WORK TO COMPLETE:
Scan the listing below for the word "power" and state how many lines hold it. Write nothing but the number.

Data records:
________________
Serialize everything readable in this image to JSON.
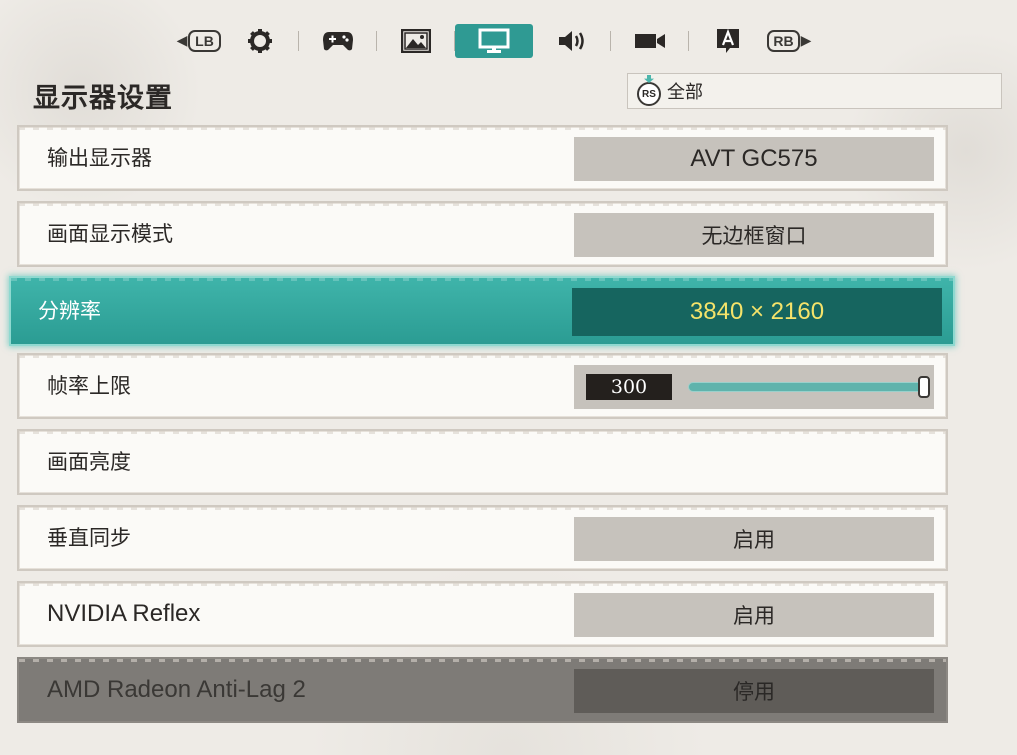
{
  "tabs": {
    "left_bumper": "LB",
    "right_bumper": "RB",
    "items": [
      {
        "icon": "gear-icon"
      },
      {
        "icon": "gamepad-icon"
      },
      {
        "icon": "image-icon"
      },
      {
        "icon": "monitor-icon",
        "active": true
      },
      {
        "icon": "speaker-icon"
      },
      {
        "icon": "camera-icon"
      },
      {
        "icon": "text-a-icon"
      }
    ]
  },
  "page": {
    "title": "显示器设置",
    "filter_button": "RS",
    "filter_label": "全部"
  },
  "settings": [
    {
      "label": "输出显示器",
      "value": "AVT GC575"
    },
    {
      "label": "画面显示模式",
      "value": "无边框窗口"
    },
    {
      "label": "分辨率",
      "value": "3840 × 2160",
      "selected": true
    },
    {
      "label": "帧率上限",
      "slider_value": "300",
      "slider_fraction": 1.0
    },
    {
      "label": "画面亮度"
    },
    {
      "label": "垂直同步",
      "value": "启用"
    },
    {
      "label": "NVIDIA Reflex",
      "value": "启用"
    },
    {
      "label": "AMD Radeon Anti-Lag 2",
      "value": "停用",
      "disabled": true
    }
  ],
  "colors": {
    "accent_teal": "#2f9a93",
    "selected_value_bg": "#16655f",
    "selected_value_text": "#f5e36a",
    "value_box_bg": "#c6c2bc"
  }
}
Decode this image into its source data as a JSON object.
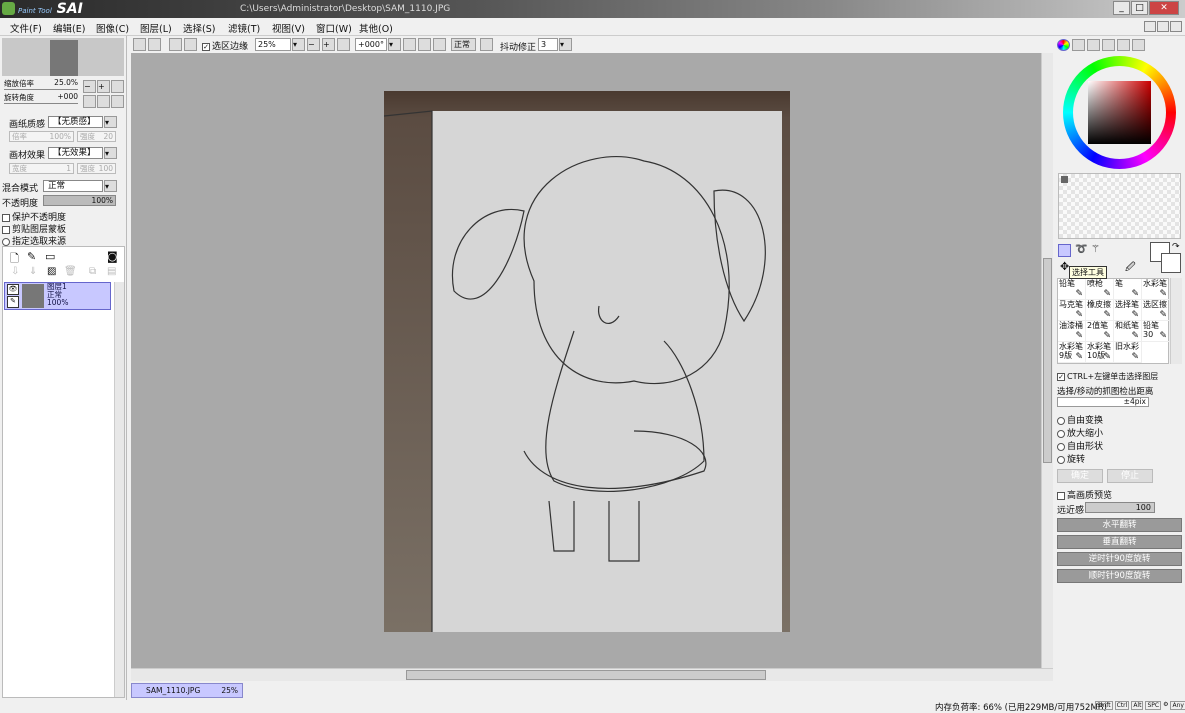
{
  "window": {
    "app_name": "SAI",
    "app_subtitle": "Paint Tool",
    "file_path": "C:\\Users\\Administrator\\Desktop\\SAM_1110.JPG"
  },
  "menu": [
    "文件(F)",
    "编辑(E)",
    "图像(C)",
    "图层(L)",
    "选择(S)",
    "滤镜(T)",
    "视图(V)",
    "窗口(W)",
    "其他(O)"
  ],
  "toolbar": {
    "selection_edge_label": "选区边缘",
    "zoom": "25%",
    "rotation": "+000°",
    "mode": "正常",
    "stabilizer_label": "抖动修正",
    "stabilizer_value": "3"
  },
  "navigator": {
    "zoom_label": "缩放倍率",
    "zoom_value": "25.0%",
    "angle_label": "旋转角度",
    "angle_value": "+000"
  },
  "texture": {
    "label": "画纸质感",
    "value": "【无质感】",
    "scale_label": "倍率",
    "scale_value": "100%",
    "strength_label": "强度",
    "strength_value": "20"
  },
  "effect": {
    "label": "画材效果",
    "value": "【无效果】",
    "width_label": "宽度",
    "width_value": "1",
    "strength_label": "强度",
    "strength_value": "100"
  },
  "blend": {
    "label": "混合模式",
    "value": "正常",
    "opacity_label": "不透明度",
    "opacity_value": "100%"
  },
  "options": [
    "保护不透明度",
    "剪贴图层蒙板",
    "指定选取来源"
  ],
  "layer": {
    "name": "图层1",
    "mode": "正常",
    "opacity": "100%"
  },
  "tools": {
    "tooltip": "选择工具",
    "brushes": [
      "铅笔",
      "喷枪",
      "笔",
      "水彩笔",
      "马克笔",
      "橡皮擦",
      "选择笔",
      "选区擦",
      "油漆桶",
      "2值笔",
      "和纸笔",
      "铅笔30",
      "水彩笔9版",
      "水彩笔10版",
      "旧水彩"
    ]
  },
  "transform": {
    "ctrl_label": "CTRL+左键单击选择图层",
    "distance_label": "选择/移动的抓图检出距离",
    "distance_value": "±4pix",
    "modes": [
      "自由变换",
      "放大缩小",
      "自由形状",
      "旋转"
    ],
    "ok": "确定",
    "cancel": "停止",
    "hq_preview": "高画质预览",
    "perspective_label": "远近感",
    "perspective_value": "100",
    "buttons": [
      "水平翻转",
      "垂直翻转",
      "逆时针90度旋转",
      "顺时针90度旋转"
    ]
  },
  "doc_tab": {
    "name": "SAM_1110.JPG",
    "zoom": "25%"
  },
  "status": {
    "memory": "内存负荷率: 66% (已用229MB/可用752MB)",
    "keys": [
      "Shift",
      "Ctrl",
      "Alt",
      "SPC",
      "Any"
    ]
  },
  "colors": {
    "accent": "#c8c8ff",
    "canvas_bg": "#a9a9a9"
  }
}
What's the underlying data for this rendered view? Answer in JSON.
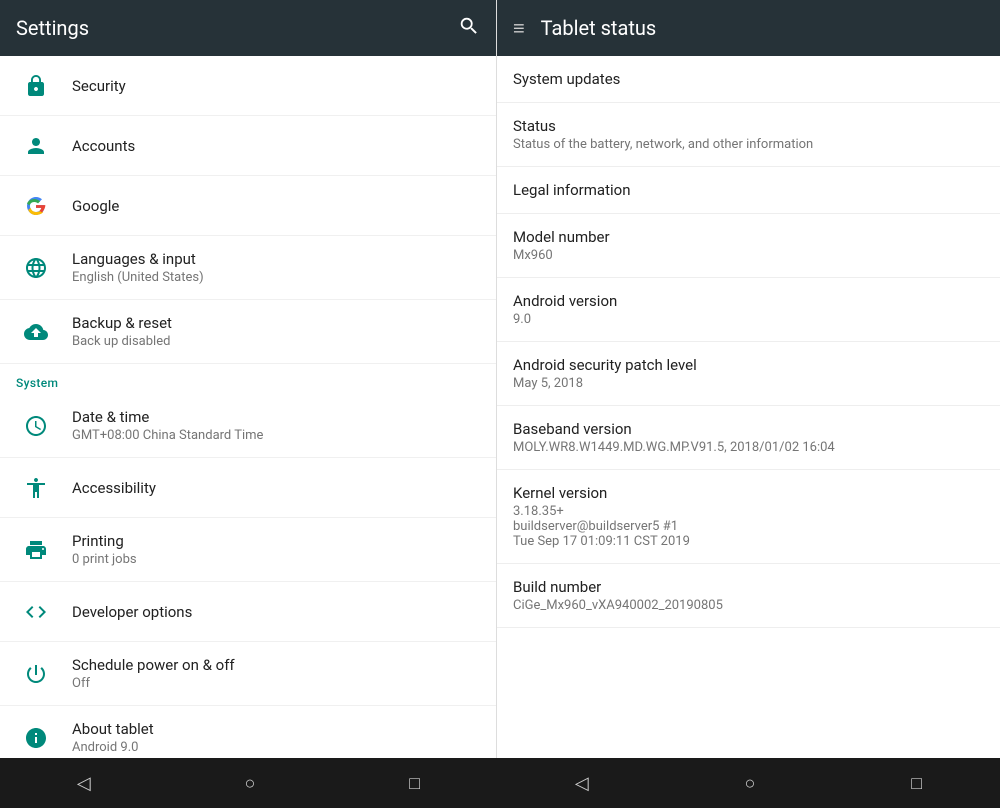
{
  "left": {
    "header": {
      "title": "Settings",
      "search_icon": "search"
    },
    "items": [
      {
        "id": "security",
        "label": "Security",
        "sublabel": "",
        "icon": "lock"
      },
      {
        "id": "accounts",
        "label": "Accounts",
        "sublabel": "",
        "icon": "person"
      },
      {
        "id": "google",
        "label": "Google",
        "sublabel": "",
        "icon": "google"
      },
      {
        "id": "languages",
        "label": "Languages & input",
        "sublabel": "English (United States)",
        "icon": "language"
      },
      {
        "id": "backup",
        "label": "Backup & reset",
        "sublabel": "Back up disabled",
        "icon": "backup"
      }
    ],
    "system_header": "System",
    "system_items": [
      {
        "id": "datetime",
        "label": "Date & time",
        "sublabel": "GMT+08:00 China Standard Time",
        "icon": "clock"
      },
      {
        "id": "accessibility",
        "label": "Accessibility",
        "sublabel": "",
        "icon": "accessibility"
      },
      {
        "id": "printing",
        "label": "Printing",
        "sublabel": "0 print jobs",
        "icon": "print"
      },
      {
        "id": "developer",
        "label": "Developer options",
        "sublabel": "",
        "icon": "code"
      },
      {
        "id": "schedule",
        "label": "Schedule power on & off",
        "sublabel": "Off",
        "icon": "power"
      },
      {
        "id": "about",
        "label": "About tablet",
        "sublabel": "Android 9.0",
        "icon": "info"
      }
    ]
  },
  "right": {
    "header": {
      "menu_icon": "menu",
      "title": "Tablet status"
    },
    "items": [
      {
        "id": "system-updates",
        "label": "System updates",
        "value": ""
      },
      {
        "id": "status",
        "label": "Status",
        "value": "Status of the battery, network, and other information"
      },
      {
        "id": "legal",
        "label": "Legal information",
        "value": ""
      },
      {
        "id": "model",
        "label": "Model number",
        "value": "Mx960"
      },
      {
        "id": "android-version",
        "label": "Android version",
        "value": "9.0"
      },
      {
        "id": "security-patch",
        "label": "Android security patch level",
        "value": "May 5, 2018"
      },
      {
        "id": "baseband",
        "label": "Baseband version",
        "value": "MOLY.WR8.W1449.MD.WG.MP.V91.5, 2018/01/02 16:04"
      },
      {
        "id": "kernel",
        "label": "Kernel version",
        "value": "3.18.35+\nbuildserver@buildserver5 #1\nTue Sep 17 01:09:11 CST 2019"
      },
      {
        "id": "build",
        "label": "Build number",
        "value": "CiGe_Mx960_vXA940002_20190805"
      }
    ]
  },
  "nav": {
    "back": "◁",
    "home": "○",
    "recent": "□"
  }
}
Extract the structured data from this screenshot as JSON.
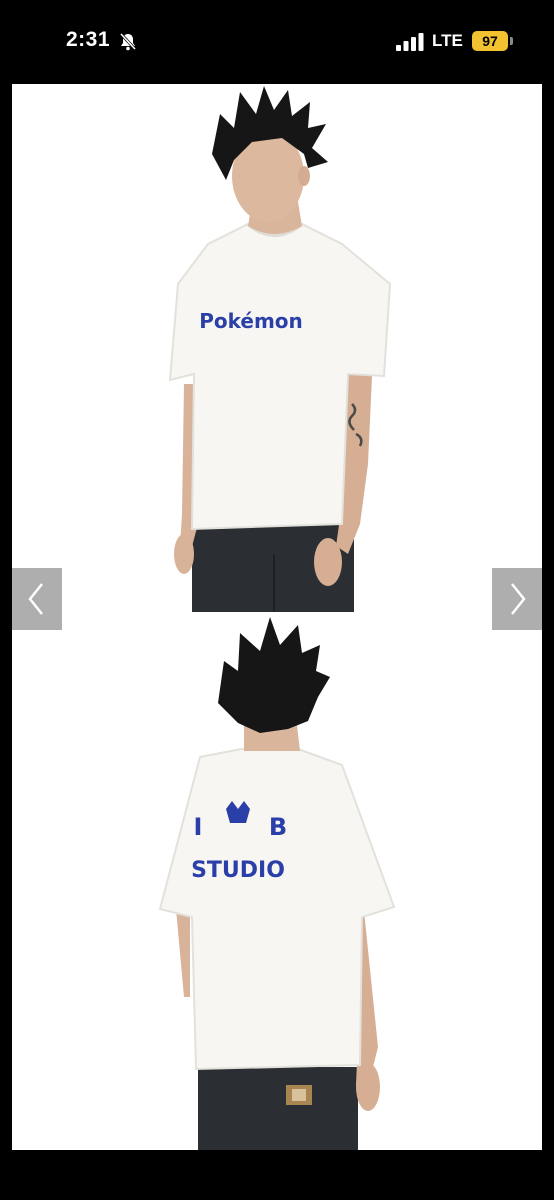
{
  "status_bar": {
    "time": "2:31",
    "network": "LTE",
    "battery": "97",
    "battery_color": "#f2c230"
  },
  "gallery": {
    "front_logo_text": "Pokémon",
    "back_letters": [
      "I",
      "B"
    ],
    "back_text": "STUDIO",
    "print_color": "#2a3fa8",
    "prev_icon": "chevron-left-icon",
    "next_icon": "chevron-right-icon"
  }
}
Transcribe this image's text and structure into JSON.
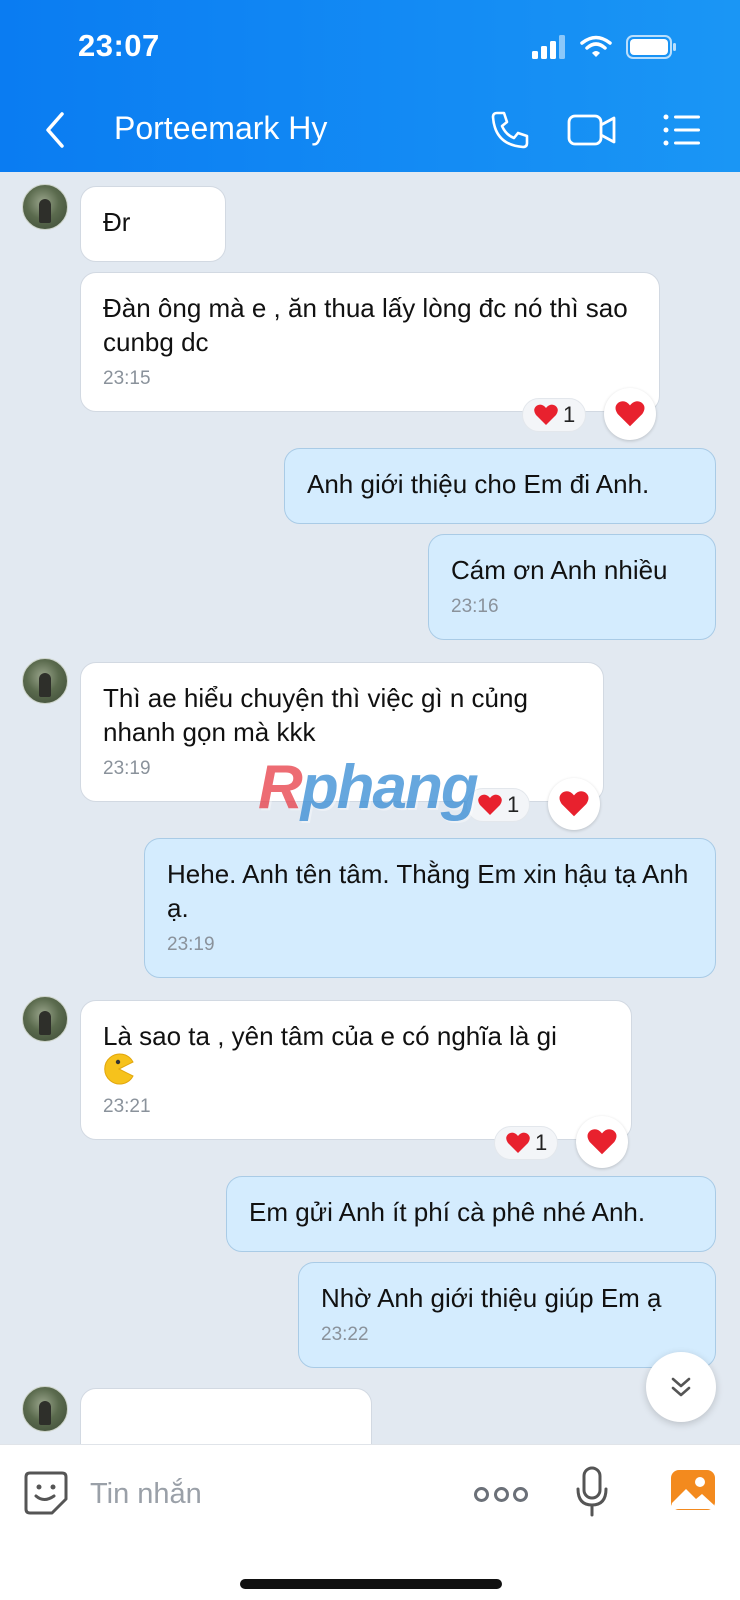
{
  "status_bar": {
    "time": "23:07"
  },
  "header": {
    "title": "Porteemark Hy"
  },
  "messages": [
    {
      "text": "Đr",
      "time": ""
    },
    {
      "text": "Đàn ông mà e , ăn thua lấy lòng đc nó thì sao cunbg dc",
      "time": "23:15",
      "reaction_count": "1"
    },
    {
      "text": "Anh giới thiệu cho Em đi Anh.",
      "time": ""
    },
    {
      "text": "Cám ơn Anh nhiều",
      "time": "23:16"
    },
    {
      "text": "Thì ae hiểu chuyện thì việc gì n củng nhanh gọn mà kkk",
      "time": "23:19",
      "reaction_count": "1"
    },
    {
      "text": "Hehe. Anh tên tâm. Thằng Em xin hậu tạ Anh ạ.",
      "time": "23:19"
    },
    {
      "text": "Là sao ta , yên tâm của e có nghĩa là gi",
      "time": "23:21",
      "reaction_count": "1"
    },
    {
      "text": "Em gửi Anh ít phí cà phê nhé Anh.",
      "time": ""
    },
    {
      "text": "Nhờ Anh giới thiệu giúp Em ạ",
      "time": "23:22"
    }
  ],
  "watermark": {
    "first": "R",
    "rest": "phang"
  },
  "composer": {
    "placeholder": "Tin nhắn"
  },
  "colors": {
    "header": "#0a7cf2",
    "incoming_bubble": "#ffffff",
    "outgoing_bubble": "#d4ecfe",
    "heart": "#e8212e"
  }
}
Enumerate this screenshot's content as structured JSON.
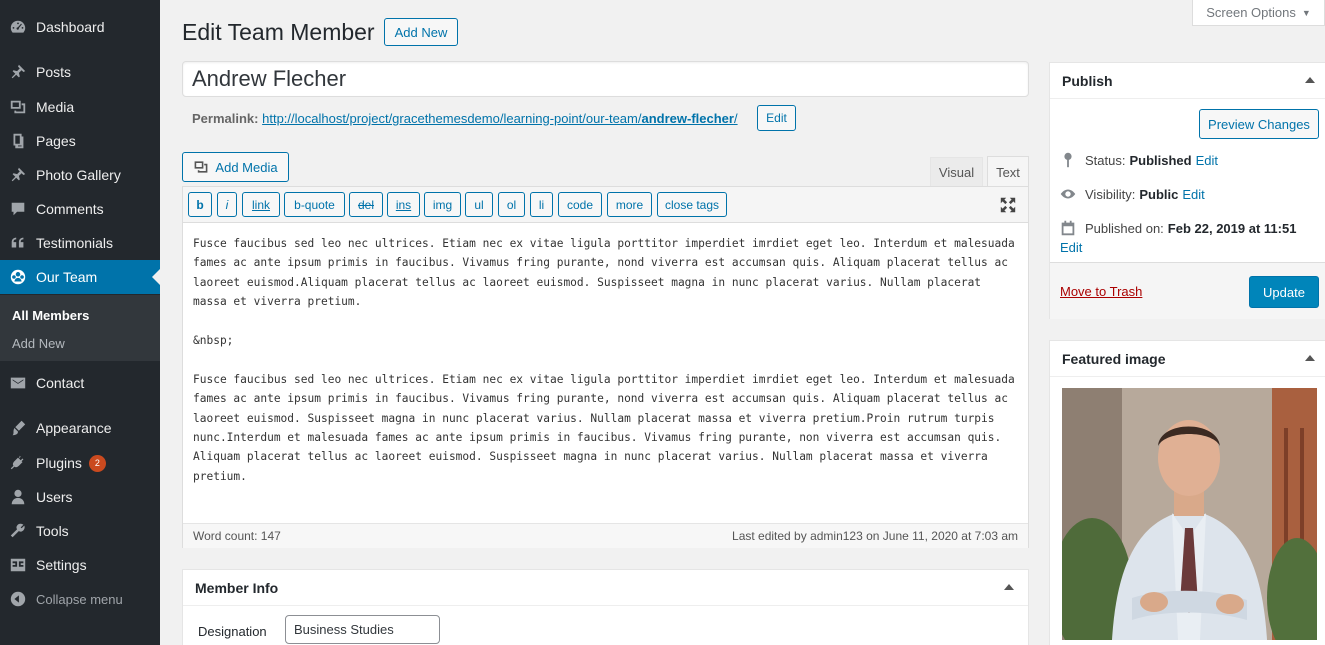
________________
WRITTEN SOLUTION:
2